• **REQUIRED WORK**: Your task is to copy every line of the records below that contains "screenshot".
[start of DATA SECTION]
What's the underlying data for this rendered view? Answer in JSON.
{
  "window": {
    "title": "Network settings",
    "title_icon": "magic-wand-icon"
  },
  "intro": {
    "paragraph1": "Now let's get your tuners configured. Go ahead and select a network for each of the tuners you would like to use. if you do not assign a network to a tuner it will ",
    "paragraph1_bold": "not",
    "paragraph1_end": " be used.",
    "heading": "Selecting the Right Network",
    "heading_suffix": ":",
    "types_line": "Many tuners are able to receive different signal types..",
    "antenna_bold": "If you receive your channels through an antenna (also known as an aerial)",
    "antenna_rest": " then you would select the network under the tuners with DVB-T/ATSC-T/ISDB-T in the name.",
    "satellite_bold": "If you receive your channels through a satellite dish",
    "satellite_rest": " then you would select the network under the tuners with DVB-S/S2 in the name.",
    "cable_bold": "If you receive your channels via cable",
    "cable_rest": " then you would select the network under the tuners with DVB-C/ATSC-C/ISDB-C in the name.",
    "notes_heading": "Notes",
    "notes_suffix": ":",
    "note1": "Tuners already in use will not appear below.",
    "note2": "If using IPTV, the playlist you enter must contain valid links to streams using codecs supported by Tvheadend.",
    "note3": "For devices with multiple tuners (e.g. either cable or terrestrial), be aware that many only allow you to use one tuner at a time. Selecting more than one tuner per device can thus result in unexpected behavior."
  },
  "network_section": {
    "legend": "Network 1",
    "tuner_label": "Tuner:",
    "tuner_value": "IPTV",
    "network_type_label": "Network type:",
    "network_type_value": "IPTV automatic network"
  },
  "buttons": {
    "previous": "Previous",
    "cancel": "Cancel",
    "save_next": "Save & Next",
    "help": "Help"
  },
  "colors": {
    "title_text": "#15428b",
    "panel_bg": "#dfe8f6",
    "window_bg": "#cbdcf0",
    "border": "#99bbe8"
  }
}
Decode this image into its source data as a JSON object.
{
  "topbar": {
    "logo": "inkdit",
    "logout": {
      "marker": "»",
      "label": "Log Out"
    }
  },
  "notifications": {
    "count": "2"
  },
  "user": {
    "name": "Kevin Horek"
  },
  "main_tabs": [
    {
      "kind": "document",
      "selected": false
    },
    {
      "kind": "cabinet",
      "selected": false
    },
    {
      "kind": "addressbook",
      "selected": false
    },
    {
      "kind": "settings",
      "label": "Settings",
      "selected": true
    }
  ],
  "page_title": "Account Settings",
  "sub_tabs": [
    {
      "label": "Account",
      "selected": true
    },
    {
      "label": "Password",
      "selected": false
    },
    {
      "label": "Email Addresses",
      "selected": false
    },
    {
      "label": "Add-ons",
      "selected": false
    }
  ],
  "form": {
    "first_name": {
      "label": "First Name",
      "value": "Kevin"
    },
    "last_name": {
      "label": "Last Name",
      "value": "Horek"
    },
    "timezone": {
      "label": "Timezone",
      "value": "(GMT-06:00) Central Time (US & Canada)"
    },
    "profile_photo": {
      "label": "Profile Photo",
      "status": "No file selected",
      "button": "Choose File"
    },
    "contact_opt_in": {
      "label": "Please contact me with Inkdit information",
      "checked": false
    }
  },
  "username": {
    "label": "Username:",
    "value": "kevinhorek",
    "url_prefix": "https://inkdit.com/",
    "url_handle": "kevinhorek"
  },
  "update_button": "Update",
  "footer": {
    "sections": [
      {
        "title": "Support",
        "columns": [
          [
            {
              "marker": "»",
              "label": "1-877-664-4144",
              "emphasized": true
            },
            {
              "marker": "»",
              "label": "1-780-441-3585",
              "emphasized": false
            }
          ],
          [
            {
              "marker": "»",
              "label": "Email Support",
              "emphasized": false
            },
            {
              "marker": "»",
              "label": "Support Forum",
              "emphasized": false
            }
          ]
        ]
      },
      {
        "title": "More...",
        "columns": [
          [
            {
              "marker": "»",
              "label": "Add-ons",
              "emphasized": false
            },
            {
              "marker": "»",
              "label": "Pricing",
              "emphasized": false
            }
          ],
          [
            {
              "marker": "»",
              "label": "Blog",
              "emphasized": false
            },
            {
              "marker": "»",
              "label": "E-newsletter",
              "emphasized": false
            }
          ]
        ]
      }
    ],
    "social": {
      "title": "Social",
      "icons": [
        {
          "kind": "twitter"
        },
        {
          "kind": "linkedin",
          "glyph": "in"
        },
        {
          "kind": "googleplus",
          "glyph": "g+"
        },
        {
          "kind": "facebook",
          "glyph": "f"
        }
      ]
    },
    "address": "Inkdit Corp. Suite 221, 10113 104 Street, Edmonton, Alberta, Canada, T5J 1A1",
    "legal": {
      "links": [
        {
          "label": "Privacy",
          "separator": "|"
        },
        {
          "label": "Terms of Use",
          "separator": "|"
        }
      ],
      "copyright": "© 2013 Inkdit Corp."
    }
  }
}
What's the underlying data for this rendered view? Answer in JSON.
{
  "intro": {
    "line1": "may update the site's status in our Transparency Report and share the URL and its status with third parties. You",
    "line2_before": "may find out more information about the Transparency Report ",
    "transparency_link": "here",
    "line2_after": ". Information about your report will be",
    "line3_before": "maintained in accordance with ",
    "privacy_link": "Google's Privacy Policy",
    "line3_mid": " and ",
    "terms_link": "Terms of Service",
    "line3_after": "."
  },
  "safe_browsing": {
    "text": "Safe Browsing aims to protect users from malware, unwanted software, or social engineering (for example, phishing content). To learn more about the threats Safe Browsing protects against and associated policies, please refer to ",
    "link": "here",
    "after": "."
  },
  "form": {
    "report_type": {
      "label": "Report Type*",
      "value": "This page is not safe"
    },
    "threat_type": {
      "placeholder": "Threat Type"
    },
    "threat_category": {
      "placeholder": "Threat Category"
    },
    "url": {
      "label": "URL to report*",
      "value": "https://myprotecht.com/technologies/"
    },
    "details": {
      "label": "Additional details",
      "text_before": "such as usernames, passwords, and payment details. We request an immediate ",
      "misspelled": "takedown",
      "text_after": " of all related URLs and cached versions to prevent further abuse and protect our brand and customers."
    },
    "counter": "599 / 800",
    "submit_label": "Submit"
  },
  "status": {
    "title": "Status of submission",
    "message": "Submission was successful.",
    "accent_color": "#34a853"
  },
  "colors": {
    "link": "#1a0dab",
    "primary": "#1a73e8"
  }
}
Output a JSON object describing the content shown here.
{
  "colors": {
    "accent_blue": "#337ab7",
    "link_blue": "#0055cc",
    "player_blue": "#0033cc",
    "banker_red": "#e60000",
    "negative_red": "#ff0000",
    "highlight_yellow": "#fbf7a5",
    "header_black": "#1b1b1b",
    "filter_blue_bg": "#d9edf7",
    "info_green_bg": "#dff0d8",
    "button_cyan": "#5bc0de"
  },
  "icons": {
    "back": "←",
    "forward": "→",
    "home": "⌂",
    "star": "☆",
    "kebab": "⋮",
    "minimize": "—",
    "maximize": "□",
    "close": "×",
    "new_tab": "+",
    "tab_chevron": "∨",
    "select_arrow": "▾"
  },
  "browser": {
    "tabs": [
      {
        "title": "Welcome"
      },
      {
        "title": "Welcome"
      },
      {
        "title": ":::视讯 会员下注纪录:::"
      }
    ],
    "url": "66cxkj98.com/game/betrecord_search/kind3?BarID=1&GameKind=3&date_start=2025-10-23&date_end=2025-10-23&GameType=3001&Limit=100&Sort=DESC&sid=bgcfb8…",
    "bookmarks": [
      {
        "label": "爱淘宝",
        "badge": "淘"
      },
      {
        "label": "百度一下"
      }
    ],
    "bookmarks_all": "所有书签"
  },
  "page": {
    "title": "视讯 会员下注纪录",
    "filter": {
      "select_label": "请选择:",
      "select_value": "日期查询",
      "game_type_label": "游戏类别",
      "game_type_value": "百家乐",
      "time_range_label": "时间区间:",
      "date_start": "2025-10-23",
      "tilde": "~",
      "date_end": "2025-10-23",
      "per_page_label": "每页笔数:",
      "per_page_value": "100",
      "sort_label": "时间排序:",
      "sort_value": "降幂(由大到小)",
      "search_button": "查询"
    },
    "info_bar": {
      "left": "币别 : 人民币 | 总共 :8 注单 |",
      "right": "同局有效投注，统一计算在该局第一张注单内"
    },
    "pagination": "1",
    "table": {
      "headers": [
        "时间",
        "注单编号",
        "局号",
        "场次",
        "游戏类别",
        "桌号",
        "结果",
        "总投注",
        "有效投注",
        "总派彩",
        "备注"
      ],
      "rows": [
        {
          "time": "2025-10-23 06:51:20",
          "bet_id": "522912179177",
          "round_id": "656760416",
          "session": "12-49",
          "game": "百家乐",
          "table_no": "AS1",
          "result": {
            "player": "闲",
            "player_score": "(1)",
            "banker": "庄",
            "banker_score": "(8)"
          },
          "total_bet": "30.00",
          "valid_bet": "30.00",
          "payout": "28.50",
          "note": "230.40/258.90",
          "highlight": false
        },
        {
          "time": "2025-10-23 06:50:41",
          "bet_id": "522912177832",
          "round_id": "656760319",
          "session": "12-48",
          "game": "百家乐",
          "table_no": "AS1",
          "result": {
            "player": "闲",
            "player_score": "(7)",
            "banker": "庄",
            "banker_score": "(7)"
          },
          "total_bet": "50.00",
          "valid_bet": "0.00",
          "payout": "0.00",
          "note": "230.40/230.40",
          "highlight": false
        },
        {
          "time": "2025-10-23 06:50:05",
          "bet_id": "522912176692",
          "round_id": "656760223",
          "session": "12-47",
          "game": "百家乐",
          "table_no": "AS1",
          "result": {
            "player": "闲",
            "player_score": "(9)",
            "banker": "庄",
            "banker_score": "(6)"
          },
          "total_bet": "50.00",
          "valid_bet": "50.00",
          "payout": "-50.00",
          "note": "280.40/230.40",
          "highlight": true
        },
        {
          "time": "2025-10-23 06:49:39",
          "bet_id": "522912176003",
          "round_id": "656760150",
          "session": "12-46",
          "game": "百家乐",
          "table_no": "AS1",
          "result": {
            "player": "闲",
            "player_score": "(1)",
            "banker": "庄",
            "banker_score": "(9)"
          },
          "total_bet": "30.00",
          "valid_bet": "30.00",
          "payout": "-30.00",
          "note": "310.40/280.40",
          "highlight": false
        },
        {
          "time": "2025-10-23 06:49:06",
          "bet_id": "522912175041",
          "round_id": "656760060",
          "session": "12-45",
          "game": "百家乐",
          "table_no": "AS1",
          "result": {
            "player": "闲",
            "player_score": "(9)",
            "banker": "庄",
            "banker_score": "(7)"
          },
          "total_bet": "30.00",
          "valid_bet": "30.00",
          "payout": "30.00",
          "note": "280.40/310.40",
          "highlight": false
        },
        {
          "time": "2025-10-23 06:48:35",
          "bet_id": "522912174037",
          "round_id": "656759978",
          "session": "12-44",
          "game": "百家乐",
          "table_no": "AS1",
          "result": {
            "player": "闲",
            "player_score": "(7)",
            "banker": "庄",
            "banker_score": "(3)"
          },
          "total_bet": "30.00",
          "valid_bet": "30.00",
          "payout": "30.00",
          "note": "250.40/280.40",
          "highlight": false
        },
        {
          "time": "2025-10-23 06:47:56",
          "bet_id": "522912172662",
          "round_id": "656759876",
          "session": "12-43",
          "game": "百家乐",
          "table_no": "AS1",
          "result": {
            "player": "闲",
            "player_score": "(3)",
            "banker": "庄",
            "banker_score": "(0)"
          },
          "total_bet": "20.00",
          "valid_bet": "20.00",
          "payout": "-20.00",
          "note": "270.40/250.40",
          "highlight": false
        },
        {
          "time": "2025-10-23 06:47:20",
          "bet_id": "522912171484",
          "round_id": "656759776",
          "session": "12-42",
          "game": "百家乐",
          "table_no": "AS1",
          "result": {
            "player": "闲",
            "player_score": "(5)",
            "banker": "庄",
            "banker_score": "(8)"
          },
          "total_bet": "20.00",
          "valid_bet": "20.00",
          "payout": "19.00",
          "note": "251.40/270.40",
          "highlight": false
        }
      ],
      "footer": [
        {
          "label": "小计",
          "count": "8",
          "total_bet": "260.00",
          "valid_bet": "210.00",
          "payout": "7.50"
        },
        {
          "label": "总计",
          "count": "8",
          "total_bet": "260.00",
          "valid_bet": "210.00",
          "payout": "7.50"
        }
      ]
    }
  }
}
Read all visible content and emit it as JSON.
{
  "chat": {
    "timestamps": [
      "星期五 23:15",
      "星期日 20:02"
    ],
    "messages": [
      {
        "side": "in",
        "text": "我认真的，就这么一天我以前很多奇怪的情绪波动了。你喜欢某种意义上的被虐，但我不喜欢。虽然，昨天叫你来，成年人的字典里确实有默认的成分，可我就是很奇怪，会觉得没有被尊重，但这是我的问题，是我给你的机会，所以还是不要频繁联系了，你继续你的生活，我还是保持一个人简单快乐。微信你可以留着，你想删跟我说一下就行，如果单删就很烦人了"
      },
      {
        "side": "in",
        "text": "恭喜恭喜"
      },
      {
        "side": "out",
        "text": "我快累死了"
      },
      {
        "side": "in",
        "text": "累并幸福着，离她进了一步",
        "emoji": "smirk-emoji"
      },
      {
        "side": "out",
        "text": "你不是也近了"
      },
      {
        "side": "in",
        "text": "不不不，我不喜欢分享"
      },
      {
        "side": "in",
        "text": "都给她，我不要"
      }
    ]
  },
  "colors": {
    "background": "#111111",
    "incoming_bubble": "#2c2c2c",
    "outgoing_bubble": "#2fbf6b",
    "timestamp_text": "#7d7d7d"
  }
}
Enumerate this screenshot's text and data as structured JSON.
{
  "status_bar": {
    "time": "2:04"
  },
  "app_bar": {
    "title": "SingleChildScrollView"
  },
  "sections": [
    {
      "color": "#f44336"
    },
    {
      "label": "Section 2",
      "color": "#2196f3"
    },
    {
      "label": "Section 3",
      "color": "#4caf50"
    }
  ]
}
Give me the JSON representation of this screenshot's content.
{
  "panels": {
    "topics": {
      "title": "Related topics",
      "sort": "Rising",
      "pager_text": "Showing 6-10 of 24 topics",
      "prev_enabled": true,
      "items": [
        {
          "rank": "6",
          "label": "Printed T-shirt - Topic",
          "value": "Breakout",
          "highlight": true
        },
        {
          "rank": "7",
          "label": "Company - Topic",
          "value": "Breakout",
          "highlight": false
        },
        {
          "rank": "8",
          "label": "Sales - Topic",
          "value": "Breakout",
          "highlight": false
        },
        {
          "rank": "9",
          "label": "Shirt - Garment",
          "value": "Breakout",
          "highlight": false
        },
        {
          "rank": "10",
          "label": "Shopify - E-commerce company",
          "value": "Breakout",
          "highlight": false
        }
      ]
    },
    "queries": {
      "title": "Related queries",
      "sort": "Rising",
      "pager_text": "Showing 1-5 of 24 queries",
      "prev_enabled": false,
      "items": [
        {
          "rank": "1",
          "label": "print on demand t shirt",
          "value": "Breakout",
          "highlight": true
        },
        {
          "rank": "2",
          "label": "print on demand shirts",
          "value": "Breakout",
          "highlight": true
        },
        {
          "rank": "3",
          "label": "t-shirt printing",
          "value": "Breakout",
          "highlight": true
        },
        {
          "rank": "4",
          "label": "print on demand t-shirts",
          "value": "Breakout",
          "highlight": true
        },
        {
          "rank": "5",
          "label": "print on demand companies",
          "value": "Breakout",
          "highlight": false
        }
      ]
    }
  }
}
[end of DATA SECTION]
• **CORRECT RESPONSE**:
Enumerate this screenshot's text and data as structured JSON.
Give me the JSON representation of this screenshot's content.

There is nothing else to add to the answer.